Start of Exercise input

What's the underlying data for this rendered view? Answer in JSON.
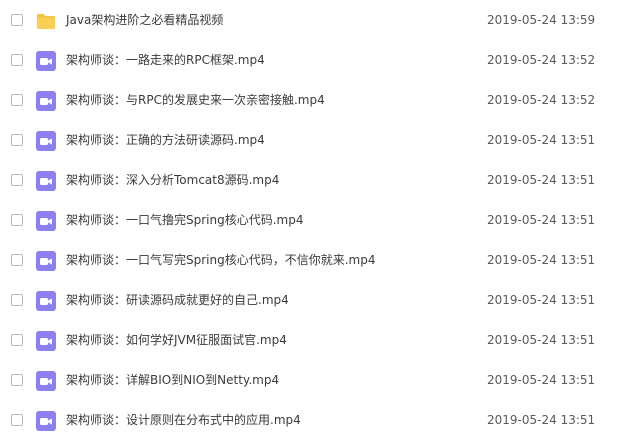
{
  "files": [
    {
      "type": "folder",
      "icon": "folder-icon",
      "name": "Java架构进阶之必看精品视频",
      "modified": "2019-05-24 13:59"
    },
    {
      "type": "video",
      "icon": "video-file-icon",
      "name": "架构师谈：一路走来的RPC框架.mp4",
      "modified": "2019-05-24 13:52"
    },
    {
      "type": "video",
      "icon": "video-file-icon",
      "name": "架构师谈：与RPC的发展史来一次亲密接触.mp4",
      "modified": "2019-05-24 13:52"
    },
    {
      "type": "video",
      "icon": "video-file-icon",
      "name": "架构师谈：正确的方法研读源码.mp4",
      "modified": "2019-05-24 13:51"
    },
    {
      "type": "video",
      "icon": "video-file-icon",
      "name": "架构师谈：深入分析Tomcat8源码.mp4",
      "modified": "2019-05-24 13:51"
    },
    {
      "type": "video",
      "icon": "video-file-icon",
      "name": "架构师谈：一口气撸完Spring核心代码.mp4",
      "modified": "2019-05-24 13:51"
    },
    {
      "type": "video",
      "icon": "video-file-icon",
      "name": "架构师谈：一口气写完Spring核心代码，不信你就来.mp4",
      "modified": "2019-05-24 13:51"
    },
    {
      "type": "video",
      "icon": "video-file-icon",
      "name": "架构师谈：研读源码成就更好的自己.mp4",
      "modified": "2019-05-24 13:51"
    },
    {
      "type": "video",
      "icon": "video-file-icon",
      "name": "架构师谈：如何学好JVM征服面试官.mp4",
      "modified": "2019-05-24 13:51"
    },
    {
      "type": "video",
      "icon": "video-file-icon",
      "name": "架构师谈：详解BIO到NIO到Netty.mp4",
      "modified": "2019-05-24 13:51"
    },
    {
      "type": "video",
      "icon": "video-file-icon",
      "name": "架构师谈：设计原则在分布式中的应用.mp4",
      "modified": "2019-05-24 13:51"
    }
  ],
  "colors": {
    "folder": "#f7c544",
    "video": "#8c7ff2"
  }
}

End of Exercise input

→ **What you are asked to do**: With the pictures left out, transcribe the material exactly.

→ **Exercise result**:
What's the underlying data for this rendered view? Answer in JSON.
{
  "files": [
    {
      "type": "folder",
      "icon": "folder-icon",
      "name": "Java架构进阶之必看精品视频",
      "modified": "2019-05-24 13:59"
    },
    {
      "type": "video",
      "icon": "video-file-icon",
      "name": "架构师谈：一路走来的RPC框架.mp4",
      "modified": "2019-05-24 13:52"
    },
    {
      "type": "video",
      "icon": "video-file-icon",
      "name": "架构师谈：与RPC的发展史来一次亲密接触.mp4",
      "modified": "2019-05-24 13:52"
    },
    {
      "type": "video",
      "icon": "video-file-icon",
      "name": "架构师谈：正确的方法研读源码.mp4",
      "modified": "2019-05-24 13:51"
    },
    {
      "type": "video",
      "icon": "video-file-icon",
      "name": "架构师谈：深入分析Tomcat8源码.mp4",
      "modified": "2019-05-24 13:51"
    },
    {
      "type": "video",
      "icon": "video-file-icon",
      "name": "架构师谈：一口气撸完Spring核心代码.mp4",
      "modified": "2019-05-24 13:51"
    },
    {
      "type": "video",
      "icon": "video-file-icon",
      "name": "架构师谈：一口气写完Spring核心代码，不信你就来.mp4",
      "modified": "2019-05-24 13:51"
    },
    {
      "type": "video",
      "icon": "video-file-icon",
      "name": "架构师谈：研读源码成就更好的自己.mp4",
      "modified": "2019-05-24 13:51"
    },
    {
      "type": "video",
      "icon": "video-file-icon",
      "name": "架构师谈：如何学好JVM征服面试官.mp4",
      "modified": "2019-05-24 13:51"
    },
    {
      "type": "video",
      "icon": "video-file-icon",
      "name": "架构师谈：详解BIO到NIO到Netty.mp4",
      "modified": "2019-05-24 13:51"
    },
    {
      "type": "video",
      "icon": "video-file-icon",
      "name": "架构师谈：设计原则在分布式中的应用.mp4",
      "modified": "2019-05-24 13:51"
    }
  ],
  "colors": {
    "folder": "#f7c544",
    "video": "#8c7ff2"
  }
}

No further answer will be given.